▸ **Listed entries**
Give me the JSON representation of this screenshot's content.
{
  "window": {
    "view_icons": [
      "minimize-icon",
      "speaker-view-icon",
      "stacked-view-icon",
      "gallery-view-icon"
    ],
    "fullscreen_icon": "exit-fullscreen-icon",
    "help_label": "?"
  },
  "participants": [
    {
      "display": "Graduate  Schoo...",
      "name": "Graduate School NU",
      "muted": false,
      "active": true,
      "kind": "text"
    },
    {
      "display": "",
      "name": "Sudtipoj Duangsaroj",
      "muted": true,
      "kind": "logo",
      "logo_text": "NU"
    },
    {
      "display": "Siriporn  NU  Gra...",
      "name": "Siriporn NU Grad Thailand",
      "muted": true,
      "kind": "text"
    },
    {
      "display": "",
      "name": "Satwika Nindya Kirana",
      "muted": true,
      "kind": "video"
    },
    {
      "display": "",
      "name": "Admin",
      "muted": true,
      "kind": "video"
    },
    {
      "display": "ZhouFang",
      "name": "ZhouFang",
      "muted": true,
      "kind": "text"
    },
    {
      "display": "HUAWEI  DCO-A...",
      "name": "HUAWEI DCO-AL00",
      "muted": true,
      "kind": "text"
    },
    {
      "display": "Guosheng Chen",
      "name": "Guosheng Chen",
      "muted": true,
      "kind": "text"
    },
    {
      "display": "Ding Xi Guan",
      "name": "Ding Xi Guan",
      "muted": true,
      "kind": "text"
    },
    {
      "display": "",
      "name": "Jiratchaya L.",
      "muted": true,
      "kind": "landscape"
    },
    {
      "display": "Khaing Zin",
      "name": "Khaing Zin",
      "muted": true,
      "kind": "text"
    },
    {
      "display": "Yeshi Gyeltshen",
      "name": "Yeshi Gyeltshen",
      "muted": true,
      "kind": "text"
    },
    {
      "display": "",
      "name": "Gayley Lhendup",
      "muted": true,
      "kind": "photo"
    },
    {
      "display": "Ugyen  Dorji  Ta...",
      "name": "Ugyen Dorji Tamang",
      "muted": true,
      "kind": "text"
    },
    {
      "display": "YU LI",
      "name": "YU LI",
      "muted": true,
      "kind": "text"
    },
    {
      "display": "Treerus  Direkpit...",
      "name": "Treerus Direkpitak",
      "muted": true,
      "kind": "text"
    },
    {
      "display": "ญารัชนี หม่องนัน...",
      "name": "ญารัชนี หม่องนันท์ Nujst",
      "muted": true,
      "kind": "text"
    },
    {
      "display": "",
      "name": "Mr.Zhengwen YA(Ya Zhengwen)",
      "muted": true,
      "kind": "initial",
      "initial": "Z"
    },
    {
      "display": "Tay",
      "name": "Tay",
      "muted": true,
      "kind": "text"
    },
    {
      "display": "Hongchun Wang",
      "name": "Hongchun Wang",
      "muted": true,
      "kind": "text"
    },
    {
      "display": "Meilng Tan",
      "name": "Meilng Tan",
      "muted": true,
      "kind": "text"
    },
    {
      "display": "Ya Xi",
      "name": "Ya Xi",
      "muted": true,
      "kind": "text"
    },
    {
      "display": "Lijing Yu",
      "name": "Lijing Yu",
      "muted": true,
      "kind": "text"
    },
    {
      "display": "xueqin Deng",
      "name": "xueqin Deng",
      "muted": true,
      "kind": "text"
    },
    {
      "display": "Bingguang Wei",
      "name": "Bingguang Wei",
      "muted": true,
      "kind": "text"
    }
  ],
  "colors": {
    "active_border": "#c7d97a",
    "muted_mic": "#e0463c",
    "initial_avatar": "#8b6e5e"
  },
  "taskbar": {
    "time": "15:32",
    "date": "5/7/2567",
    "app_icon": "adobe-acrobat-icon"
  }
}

▸ **Exercise task**
From the listing above, copy every line that holds the string "Wang".

▸ **Task answer**
      "display": "Hongchun Wang",
      "name": "Hongchun Wang",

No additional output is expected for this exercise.